§ **PROBLEM STATEMENT**:
Type out the material below exactly.

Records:
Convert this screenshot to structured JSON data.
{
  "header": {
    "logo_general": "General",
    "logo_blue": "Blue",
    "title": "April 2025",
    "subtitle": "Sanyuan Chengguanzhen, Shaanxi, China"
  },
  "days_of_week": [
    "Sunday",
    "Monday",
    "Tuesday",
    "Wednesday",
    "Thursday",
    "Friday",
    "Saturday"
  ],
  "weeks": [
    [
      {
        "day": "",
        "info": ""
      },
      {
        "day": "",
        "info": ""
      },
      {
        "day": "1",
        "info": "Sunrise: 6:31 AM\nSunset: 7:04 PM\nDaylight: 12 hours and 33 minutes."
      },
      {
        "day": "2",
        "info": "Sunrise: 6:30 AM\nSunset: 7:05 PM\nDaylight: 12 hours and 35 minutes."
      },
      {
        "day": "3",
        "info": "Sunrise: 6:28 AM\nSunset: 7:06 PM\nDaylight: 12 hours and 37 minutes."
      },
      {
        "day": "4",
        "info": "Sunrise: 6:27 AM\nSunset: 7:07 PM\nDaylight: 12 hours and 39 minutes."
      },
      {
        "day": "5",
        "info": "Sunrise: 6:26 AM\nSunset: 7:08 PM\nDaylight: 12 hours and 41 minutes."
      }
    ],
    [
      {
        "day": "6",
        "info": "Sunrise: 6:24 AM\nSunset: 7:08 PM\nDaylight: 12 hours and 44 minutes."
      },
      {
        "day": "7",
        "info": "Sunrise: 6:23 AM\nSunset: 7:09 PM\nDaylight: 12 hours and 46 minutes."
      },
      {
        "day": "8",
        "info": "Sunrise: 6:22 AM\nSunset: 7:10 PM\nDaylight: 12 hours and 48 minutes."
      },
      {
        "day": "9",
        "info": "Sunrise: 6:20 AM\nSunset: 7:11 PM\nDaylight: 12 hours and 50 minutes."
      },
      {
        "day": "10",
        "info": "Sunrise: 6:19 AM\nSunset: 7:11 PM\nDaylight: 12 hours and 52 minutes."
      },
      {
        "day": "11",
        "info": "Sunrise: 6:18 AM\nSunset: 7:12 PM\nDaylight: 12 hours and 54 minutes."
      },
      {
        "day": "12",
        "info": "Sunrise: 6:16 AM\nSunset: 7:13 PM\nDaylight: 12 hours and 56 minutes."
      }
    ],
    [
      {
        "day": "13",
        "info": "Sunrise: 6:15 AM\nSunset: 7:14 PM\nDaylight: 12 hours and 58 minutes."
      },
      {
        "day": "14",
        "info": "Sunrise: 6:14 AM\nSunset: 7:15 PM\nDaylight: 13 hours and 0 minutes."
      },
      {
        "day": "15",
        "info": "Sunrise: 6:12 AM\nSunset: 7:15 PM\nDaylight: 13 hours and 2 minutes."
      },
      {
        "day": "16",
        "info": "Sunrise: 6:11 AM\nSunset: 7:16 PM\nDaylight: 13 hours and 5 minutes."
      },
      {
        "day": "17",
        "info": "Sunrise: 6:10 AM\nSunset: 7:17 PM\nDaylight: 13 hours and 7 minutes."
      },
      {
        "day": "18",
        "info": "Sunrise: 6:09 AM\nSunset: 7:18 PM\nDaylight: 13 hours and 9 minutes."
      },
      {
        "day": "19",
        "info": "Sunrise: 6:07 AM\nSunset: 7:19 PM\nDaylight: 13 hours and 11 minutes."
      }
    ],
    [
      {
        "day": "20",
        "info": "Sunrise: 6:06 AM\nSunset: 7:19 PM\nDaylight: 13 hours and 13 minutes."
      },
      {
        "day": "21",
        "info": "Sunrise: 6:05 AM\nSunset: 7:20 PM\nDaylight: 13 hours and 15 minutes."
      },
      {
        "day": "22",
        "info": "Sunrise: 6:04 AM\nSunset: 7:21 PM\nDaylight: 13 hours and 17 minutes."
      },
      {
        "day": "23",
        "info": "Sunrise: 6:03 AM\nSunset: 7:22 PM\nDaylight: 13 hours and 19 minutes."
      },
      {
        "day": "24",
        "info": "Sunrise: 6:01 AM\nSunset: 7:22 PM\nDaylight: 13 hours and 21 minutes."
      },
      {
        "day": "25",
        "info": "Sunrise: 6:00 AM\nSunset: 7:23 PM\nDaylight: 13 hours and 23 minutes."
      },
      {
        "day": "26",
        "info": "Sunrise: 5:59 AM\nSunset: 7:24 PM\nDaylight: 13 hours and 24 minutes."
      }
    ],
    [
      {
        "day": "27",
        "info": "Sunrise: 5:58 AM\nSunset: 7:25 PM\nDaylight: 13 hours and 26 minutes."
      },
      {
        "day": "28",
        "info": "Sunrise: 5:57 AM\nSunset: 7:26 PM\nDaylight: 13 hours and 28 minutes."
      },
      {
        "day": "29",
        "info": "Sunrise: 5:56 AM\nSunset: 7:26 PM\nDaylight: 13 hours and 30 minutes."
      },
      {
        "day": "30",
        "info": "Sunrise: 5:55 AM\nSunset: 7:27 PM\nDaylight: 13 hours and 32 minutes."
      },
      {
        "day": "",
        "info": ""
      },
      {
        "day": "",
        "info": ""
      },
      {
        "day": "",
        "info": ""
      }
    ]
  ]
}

§ **FULL ANSWER**:
Convert this screenshot to structured JSON data.
{
  "header": {
    "logo_general": "General",
    "logo_blue": "Blue",
    "title": "April 2025",
    "subtitle": "Sanyuan Chengguanzhen, Shaanxi, China"
  },
  "days_of_week": [
    "Sunday",
    "Monday",
    "Tuesday",
    "Wednesday",
    "Thursday",
    "Friday",
    "Saturday"
  ],
  "weeks": [
    [
      {
        "day": "",
        "info": ""
      },
      {
        "day": "",
        "info": ""
      },
      {
        "day": "1",
        "info": "Sunrise: 6:31 AM\nSunset: 7:04 PM\nDaylight: 12 hours and 33 minutes."
      },
      {
        "day": "2",
        "info": "Sunrise: 6:30 AM\nSunset: 7:05 PM\nDaylight: 12 hours and 35 minutes."
      },
      {
        "day": "3",
        "info": "Sunrise: 6:28 AM\nSunset: 7:06 PM\nDaylight: 12 hours and 37 minutes."
      },
      {
        "day": "4",
        "info": "Sunrise: 6:27 AM\nSunset: 7:07 PM\nDaylight: 12 hours and 39 minutes."
      },
      {
        "day": "5",
        "info": "Sunrise: 6:26 AM\nSunset: 7:08 PM\nDaylight: 12 hours and 41 minutes."
      }
    ],
    [
      {
        "day": "6",
        "info": "Sunrise: 6:24 AM\nSunset: 7:08 PM\nDaylight: 12 hours and 44 minutes."
      },
      {
        "day": "7",
        "info": "Sunrise: 6:23 AM\nSunset: 7:09 PM\nDaylight: 12 hours and 46 minutes."
      },
      {
        "day": "8",
        "info": "Sunrise: 6:22 AM\nSunset: 7:10 PM\nDaylight: 12 hours and 48 minutes."
      },
      {
        "day": "9",
        "info": "Sunrise: 6:20 AM\nSunset: 7:11 PM\nDaylight: 12 hours and 50 minutes."
      },
      {
        "day": "10",
        "info": "Sunrise: 6:19 AM\nSunset: 7:11 PM\nDaylight: 12 hours and 52 minutes."
      },
      {
        "day": "11",
        "info": "Sunrise: 6:18 AM\nSunset: 7:12 PM\nDaylight: 12 hours and 54 minutes."
      },
      {
        "day": "12",
        "info": "Sunrise: 6:16 AM\nSunset: 7:13 PM\nDaylight: 12 hours and 56 minutes."
      }
    ],
    [
      {
        "day": "13",
        "info": "Sunrise: 6:15 AM\nSunset: 7:14 PM\nDaylight: 12 hours and 58 minutes."
      },
      {
        "day": "14",
        "info": "Sunrise: 6:14 AM\nSunset: 7:15 PM\nDaylight: 13 hours and 0 minutes."
      },
      {
        "day": "15",
        "info": "Sunrise: 6:12 AM\nSunset: 7:15 PM\nDaylight: 13 hours and 2 minutes."
      },
      {
        "day": "16",
        "info": "Sunrise: 6:11 AM\nSunset: 7:16 PM\nDaylight: 13 hours and 5 minutes."
      },
      {
        "day": "17",
        "info": "Sunrise: 6:10 AM\nSunset: 7:17 PM\nDaylight: 13 hours and 7 minutes."
      },
      {
        "day": "18",
        "info": "Sunrise: 6:09 AM\nSunset: 7:18 PM\nDaylight: 13 hours and 9 minutes."
      },
      {
        "day": "19",
        "info": "Sunrise: 6:07 AM\nSunset: 7:19 PM\nDaylight: 13 hours and 11 minutes."
      }
    ],
    [
      {
        "day": "20",
        "info": "Sunrise: 6:06 AM\nSunset: 7:19 PM\nDaylight: 13 hours and 13 minutes."
      },
      {
        "day": "21",
        "info": "Sunrise: 6:05 AM\nSunset: 7:20 PM\nDaylight: 13 hours and 15 minutes."
      },
      {
        "day": "22",
        "info": "Sunrise: 6:04 AM\nSunset: 7:21 PM\nDaylight: 13 hours and 17 minutes."
      },
      {
        "day": "23",
        "info": "Sunrise: 6:03 AM\nSunset: 7:22 PM\nDaylight: 13 hours and 19 minutes."
      },
      {
        "day": "24",
        "info": "Sunrise: 6:01 AM\nSunset: 7:22 PM\nDaylight: 13 hours and 21 minutes."
      },
      {
        "day": "25",
        "info": "Sunrise: 6:00 AM\nSunset: 7:23 PM\nDaylight: 13 hours and 23 minutes."
      },
      {
        "day": "26",
        "info": "Sunrise: 5:59 AM\nSunset: 7:24 PM\nDaylight: 13 hours and 24 minutes."
      }
    ],
    [
      {
        "day": "27",
        "info": "Sunrise: 5:58 AM\nSunset: 7:25 PM\nDaylight: 13 hours and 26 minutes."
      },
      {
        "day": "28",
        "info": "Sunrise: 5:57 AM\nSunset: 7:26 PM\nDaylight: 13 hours and 28 minutes."
      },
      {
        "day": "29",
        "info": "Sunrise: 5:56 AM\nSunset: 7:26 PM\nDaylight: 13 hours and 30 minutes."
      },
      {
        "day": "30",
        "info": "Sunrise: 5:55 AM\nSunset: 7:27 PM\nDaylight: 13 hours and 32 minutes."
      },
      {
        "day": "",
        "info": ""
      },
      {
        "day": "",
        "info": ""
      },
      {
        "day": "",
        "info": ""
      }
    ]
  ]
}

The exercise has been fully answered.